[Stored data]

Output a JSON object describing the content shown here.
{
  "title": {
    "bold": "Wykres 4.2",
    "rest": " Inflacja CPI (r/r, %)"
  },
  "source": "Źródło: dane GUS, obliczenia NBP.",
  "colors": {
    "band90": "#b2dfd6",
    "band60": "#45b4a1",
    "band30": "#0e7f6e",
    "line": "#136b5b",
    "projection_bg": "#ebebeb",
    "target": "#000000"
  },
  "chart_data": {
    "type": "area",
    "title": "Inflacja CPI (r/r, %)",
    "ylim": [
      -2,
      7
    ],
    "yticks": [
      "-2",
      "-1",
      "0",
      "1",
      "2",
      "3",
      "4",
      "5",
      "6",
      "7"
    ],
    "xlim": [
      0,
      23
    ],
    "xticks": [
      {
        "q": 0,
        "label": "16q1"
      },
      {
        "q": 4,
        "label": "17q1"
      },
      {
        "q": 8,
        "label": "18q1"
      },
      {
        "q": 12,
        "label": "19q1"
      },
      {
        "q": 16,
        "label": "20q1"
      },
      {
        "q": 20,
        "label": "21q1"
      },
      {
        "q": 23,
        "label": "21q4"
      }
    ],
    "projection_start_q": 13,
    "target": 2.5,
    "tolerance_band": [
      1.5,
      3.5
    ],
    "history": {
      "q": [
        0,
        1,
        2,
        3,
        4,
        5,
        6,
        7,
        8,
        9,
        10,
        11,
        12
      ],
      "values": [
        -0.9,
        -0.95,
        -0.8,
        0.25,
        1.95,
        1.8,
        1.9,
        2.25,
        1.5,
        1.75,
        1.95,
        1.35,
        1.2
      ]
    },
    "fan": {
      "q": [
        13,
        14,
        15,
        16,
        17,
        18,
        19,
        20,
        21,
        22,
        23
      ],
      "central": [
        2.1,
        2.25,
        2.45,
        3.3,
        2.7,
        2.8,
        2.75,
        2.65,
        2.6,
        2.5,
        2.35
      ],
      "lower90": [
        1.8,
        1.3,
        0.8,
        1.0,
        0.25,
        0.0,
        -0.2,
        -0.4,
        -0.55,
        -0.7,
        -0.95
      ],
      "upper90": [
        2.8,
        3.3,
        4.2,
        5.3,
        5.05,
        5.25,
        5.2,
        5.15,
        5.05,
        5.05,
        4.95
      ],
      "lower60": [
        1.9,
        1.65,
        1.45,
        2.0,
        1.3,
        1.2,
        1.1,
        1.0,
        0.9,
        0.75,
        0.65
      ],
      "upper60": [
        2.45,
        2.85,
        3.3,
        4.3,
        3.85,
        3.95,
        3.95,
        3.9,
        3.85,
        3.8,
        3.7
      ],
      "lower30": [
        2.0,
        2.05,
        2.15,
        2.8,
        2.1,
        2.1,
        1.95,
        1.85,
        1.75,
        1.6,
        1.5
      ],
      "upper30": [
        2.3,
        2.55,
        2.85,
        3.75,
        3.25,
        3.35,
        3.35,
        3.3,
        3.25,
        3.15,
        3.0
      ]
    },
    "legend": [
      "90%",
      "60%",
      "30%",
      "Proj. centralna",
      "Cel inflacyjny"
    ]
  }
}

Stated goal: All entries shown above should be printed again exactly.

Solution below:
Output a JSON object describing the content shown here.
{
  "title": {
    "bold": "Wykres 4.2",
    "rest": " Inflacja CPI (r/r, %)"
  },
  "source": "Źródło: dane GUS, obliczenia NBP.",
  "colors": {
    "band90": "#b2dfd6",
    "band60": "#45b4a1",
    "band30": "#0e7f6e",
    "line": "#136b5b",
    "projection_bg": "#ebebeb",
    "target": "#000000"
  },
  "chart_data": {
    "type": "area",
    "title": "Inflacja CPI (r/r, %)",
    "ylim": [
      -2,
      7
    ],
    "yticks": [
      "-2",
      "-1",
      "0",
      "1",
      "2",
      "3",
      "4",
      "5",
      "6",
      "7"
    ],
    "xlim": [
      0,
      23
    ],
    "xticks": [
      {
        "q": 0,
        "label": "16q1"
      },
      {
        "q": 4,
        "label": "17q1"
      },
      {
        "q": 8,
        "label": "18q1"
      },
      {
        "q": 12,
        "label": "19q1"
      },
      {
        "q": 16,
        "label": "20q1"
      },
      {
        "q": 20,
        "label": "21q1"
      },
      {
        "q": 23,
        "label": "21q4"
      }
    ],
    "projection_start_q": 13,
    "target": 2.5,
    "tolerance_band": [
      1.5,
      3.5
    ],
    "history": {
      "q": [
        0,
        1,
        2,
        3,
        4,
        5,
        6,
        7,
        8,
        9,
        10,
        11,
        12
      ],
      "values": [
        -0.9,
        -0.95,
        -0.8,
        0.25,
        1.95,
        1.8,
        1.9,
        2.25,
        1.5,
        1.75,
        1.95,
        1.35,
        1.2
      ]
    },
    "fan": {
      "q": [
        13,
        14,
        15,
        16,
        17,
        18,
        19,
        20,
        21,
        22,
        23
      ],
      "central": [
        2.1,
        2.25,
        2.45,
        3.3,
        2.7,
        2.8,
        2.75,
        2.65,
        2.6,
        2.5,
        2.35
      ],
      "lower90": [
        1.8,
        1.3,
        0.8,
        1.0,
        0.25,
        0.0,
        -0.2,
        -0.4,
        -0.55,
        -0.7,
        -0.95
      ],
      "upper90": [
        2.8,
        3.3,
        4.2,
        5.3,
        5.05,
        5.25,
        5.2,
        5.15,
        5.05,
        5.05,
        4.95
      ],
      "lower60": [
        1.9,
        1.65,
        1.45,
        2.0,
        1.3,
        1.2,
        1.1,
        1.0,
        0.9,
        0.75,
        0.65
      ],
      "upper60": [
        2.45,
        2.85,
        3.3,
        4.3,
        3.85,
        3.95,
        3.95,
        3.9,
        3.85,
        3.8,
        3.7
      ],
      "lower30": [
        2.0,
        2.05,
        2.15,
        2.8,
        2.1,
        2.1,
        1.95,
        1.85,
        1.75,
        1.6,
        1.5
      ],
      "upper30": [
        2.3,
        2.55,
        2.85,
        3.75,
        3.25,
        3.35,
        3.35,
        3.3,
        3.25,
        3.15,
        3.0
      ]
    },
    "legend": [
      "90%",
      "60%",
      "30%",
      "Proj. centralna",
      "Cel inflacyjny"
    ]
  }
}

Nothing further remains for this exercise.